--- Begin Supplied data ---

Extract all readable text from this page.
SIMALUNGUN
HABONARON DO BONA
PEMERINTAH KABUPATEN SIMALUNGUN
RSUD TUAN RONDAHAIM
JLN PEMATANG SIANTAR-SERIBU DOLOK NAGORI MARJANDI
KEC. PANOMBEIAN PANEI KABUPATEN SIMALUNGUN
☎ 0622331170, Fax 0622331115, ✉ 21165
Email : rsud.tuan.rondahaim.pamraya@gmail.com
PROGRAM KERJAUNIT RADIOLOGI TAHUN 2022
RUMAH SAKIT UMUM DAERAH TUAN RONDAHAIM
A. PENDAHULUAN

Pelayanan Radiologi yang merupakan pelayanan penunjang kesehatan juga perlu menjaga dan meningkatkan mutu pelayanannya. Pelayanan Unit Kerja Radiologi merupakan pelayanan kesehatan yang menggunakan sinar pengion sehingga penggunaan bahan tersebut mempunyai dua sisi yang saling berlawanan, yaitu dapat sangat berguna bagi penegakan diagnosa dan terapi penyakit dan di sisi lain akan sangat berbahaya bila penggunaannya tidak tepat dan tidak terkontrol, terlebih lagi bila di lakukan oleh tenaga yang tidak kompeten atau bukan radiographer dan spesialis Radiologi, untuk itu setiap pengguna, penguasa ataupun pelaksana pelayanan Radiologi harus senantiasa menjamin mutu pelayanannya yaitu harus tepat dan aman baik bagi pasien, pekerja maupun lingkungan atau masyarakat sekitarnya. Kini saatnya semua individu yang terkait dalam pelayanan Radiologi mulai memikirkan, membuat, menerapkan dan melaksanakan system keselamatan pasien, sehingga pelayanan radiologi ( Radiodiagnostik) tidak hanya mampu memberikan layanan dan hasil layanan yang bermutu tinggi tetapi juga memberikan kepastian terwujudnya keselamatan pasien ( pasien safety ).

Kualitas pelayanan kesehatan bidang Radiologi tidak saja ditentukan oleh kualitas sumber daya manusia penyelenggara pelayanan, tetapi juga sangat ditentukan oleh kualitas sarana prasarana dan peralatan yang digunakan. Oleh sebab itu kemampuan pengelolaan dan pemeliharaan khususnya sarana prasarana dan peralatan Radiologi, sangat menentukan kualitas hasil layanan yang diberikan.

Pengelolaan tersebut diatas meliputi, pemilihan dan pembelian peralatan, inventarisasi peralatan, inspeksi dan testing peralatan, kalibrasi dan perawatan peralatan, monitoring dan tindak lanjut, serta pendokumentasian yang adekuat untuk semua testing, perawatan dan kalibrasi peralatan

--- End Supplied data ---

What you should do:
Copy every line of the material, please, keeping it exactly the same.

The output:
Extract all readable text from this page.
SIMALUNGUN
HABONARON DO BONA
PEMERINTAH KABUPATEN SIMALUNGUN
RSUD TUAN RONDAHAIM
JLN PEMATANG SIANTAR-SERIBU DOLOK NAGORI MARJANDI
KEC. PANOMBEIAN PANEI KABUPATEN SIMALUNGUN
☎ 0622331170, Fax 0622331115, ✉ 21165
Email : rsud.tuan.rondahaim.pamraya@gmail.com
PROGRAM KERJAUNIT RADIOLOGI TAHUN 2022
RUMAH SAKIT UMUM DAERAH TUAN RONDAHAIM
A. PENDAHULUAN

Pelayanan Radiologi yang merupakan pelayanan penunjang kesehatan juga perlu menjaga dan meningkatkan mutu pelayanannya. Pelayanan Unit Kerja Radiologi merupakan pelayanan kesehatan yang menggunakan sinar pengion sehingga penggunaan bahan tersebut mempunyai dua sisi yang saling berlawanan, yaitu dapat sangat berguna bagi penegakan diagnosa dan terapi penyakit dan di sisi lain akan sangat berbahaya bila penggunaannya tidak tepat dan tidak terkontrol, terlebih lagi bila di lakukan oleh tenaga yang tidak kompeten atau bukan radiographer dan spesialis Radiologi, untuk itu setiap pengguna, penguasa ataupun pelaksana pelayanan Radiologi harus senantiasa menjamin mutu pelayanannya yaitu harus tepat dan aman baik bagi pasien, pekerja maupun lingkungan atau masyarakat sekitarnya. Kini saatnya semua individu yang terkait dalam pelayanan Radiologi mulai memikirkan, membuat, menerapkan dan melaksanakan system keselamatan pasien, sehingga pelayanan radiologi ( Radiodiagnostik) tidak hanya mampu memberikan layanan dan hasil layanan yang bermutu tinggi tetapi juga memberikan kepastian terwujudnya keselamatan pasien ( pasien safety ).

Kualitas pelayanan kesehatan bidang Radiologi tidak saja ditentukan oleh kualitas sumber daya manusia penyelenggara pelayanan, tetapi juga sangat ditentukan oleh kualitas sarana prasarana dan peralatan yang digunakan. Oleh sebab itu kemampuan pengelolaan dan pemeliharaan khususnya sarana prasarana dan peralatan Radiologi, sangat menentukan kualitas hasil layanan yang diberikan.

Pengelolaan tersebut diatas meliputi, pemilihan dan pembelian peralatan, inventarisasi peralatan, inspeksi dan testing peralatan, kalibrasi dan perawatan peralatan, monitoring dan tindak lanjut, serta pendokumentasian yang adekuat untuk semua testing, perawatan dan kalibrasi peralatan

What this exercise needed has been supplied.